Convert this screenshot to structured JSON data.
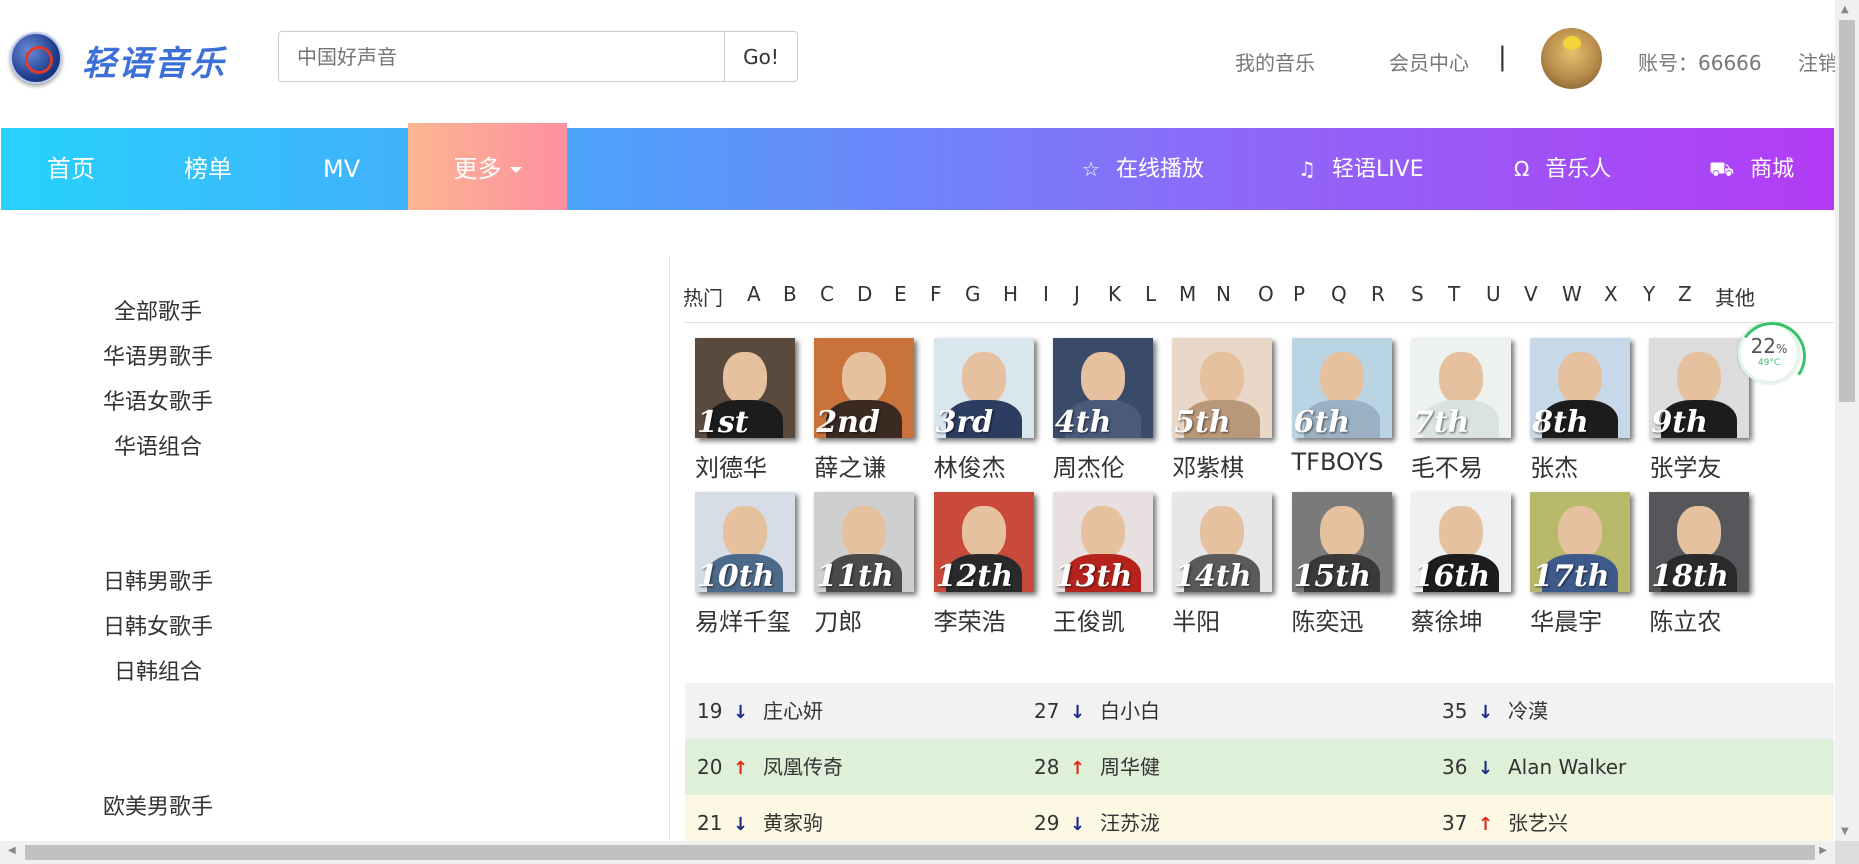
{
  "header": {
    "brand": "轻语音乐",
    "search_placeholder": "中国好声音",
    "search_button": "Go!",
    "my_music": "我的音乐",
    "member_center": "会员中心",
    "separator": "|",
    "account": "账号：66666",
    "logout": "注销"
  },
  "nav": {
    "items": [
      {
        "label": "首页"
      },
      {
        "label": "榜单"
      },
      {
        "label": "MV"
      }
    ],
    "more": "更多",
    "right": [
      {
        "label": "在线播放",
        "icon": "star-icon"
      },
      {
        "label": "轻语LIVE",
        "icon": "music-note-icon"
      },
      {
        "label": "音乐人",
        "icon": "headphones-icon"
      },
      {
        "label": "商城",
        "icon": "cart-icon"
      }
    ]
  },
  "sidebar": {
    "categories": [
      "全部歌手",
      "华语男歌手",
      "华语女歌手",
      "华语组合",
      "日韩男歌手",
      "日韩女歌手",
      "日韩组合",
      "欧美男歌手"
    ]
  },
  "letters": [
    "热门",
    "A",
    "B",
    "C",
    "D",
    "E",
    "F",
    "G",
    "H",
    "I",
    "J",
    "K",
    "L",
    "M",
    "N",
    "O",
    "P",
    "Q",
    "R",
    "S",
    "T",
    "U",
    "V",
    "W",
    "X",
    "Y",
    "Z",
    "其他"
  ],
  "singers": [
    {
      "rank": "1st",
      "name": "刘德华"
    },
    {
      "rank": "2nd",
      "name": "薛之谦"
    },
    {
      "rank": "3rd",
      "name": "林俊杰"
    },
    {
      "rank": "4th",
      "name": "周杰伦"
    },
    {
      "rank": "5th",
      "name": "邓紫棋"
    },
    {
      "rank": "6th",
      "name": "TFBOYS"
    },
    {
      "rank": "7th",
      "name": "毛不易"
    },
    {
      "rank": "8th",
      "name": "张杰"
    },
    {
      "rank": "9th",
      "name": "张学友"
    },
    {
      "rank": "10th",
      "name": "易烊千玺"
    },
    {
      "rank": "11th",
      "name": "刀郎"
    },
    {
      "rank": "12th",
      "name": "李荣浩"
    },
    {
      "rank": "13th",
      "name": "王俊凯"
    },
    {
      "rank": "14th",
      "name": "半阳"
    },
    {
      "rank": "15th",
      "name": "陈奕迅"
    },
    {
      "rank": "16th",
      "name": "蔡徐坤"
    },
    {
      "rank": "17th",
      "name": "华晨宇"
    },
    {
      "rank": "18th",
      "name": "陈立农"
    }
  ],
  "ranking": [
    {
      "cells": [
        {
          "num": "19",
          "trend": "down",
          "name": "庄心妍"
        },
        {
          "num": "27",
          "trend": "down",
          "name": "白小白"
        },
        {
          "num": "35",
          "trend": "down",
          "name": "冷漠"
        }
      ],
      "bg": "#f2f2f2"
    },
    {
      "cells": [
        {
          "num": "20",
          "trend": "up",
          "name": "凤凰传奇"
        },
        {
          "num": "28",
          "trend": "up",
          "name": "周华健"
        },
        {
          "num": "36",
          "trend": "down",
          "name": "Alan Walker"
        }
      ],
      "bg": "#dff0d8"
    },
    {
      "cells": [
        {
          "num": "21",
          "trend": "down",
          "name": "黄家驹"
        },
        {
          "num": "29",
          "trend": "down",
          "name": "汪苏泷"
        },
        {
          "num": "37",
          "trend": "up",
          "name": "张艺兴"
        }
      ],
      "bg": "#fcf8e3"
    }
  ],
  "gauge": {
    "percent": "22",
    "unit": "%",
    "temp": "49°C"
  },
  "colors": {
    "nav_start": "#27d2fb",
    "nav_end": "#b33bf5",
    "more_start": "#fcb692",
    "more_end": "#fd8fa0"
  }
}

---

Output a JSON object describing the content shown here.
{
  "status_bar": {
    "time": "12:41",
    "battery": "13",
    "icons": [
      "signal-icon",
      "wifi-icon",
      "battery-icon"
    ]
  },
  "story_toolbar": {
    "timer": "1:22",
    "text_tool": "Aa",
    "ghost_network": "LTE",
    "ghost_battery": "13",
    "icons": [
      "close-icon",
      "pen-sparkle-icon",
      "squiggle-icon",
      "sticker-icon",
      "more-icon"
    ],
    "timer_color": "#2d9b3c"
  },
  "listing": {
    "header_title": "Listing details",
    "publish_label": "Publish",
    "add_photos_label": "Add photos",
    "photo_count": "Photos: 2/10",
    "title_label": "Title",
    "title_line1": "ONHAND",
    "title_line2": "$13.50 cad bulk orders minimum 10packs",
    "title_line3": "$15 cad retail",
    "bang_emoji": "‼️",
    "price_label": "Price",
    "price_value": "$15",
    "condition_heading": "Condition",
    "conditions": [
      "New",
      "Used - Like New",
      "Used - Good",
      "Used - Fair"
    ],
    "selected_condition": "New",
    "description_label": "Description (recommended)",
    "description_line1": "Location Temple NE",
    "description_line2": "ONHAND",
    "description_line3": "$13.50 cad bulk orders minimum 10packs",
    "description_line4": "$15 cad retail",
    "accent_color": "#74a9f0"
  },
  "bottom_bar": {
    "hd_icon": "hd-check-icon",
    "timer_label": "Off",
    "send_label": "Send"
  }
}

__PROMPT__.
Reply with the number of lines in the material above that contain "retail", and nothing more.

__TASK ANSWER__.
2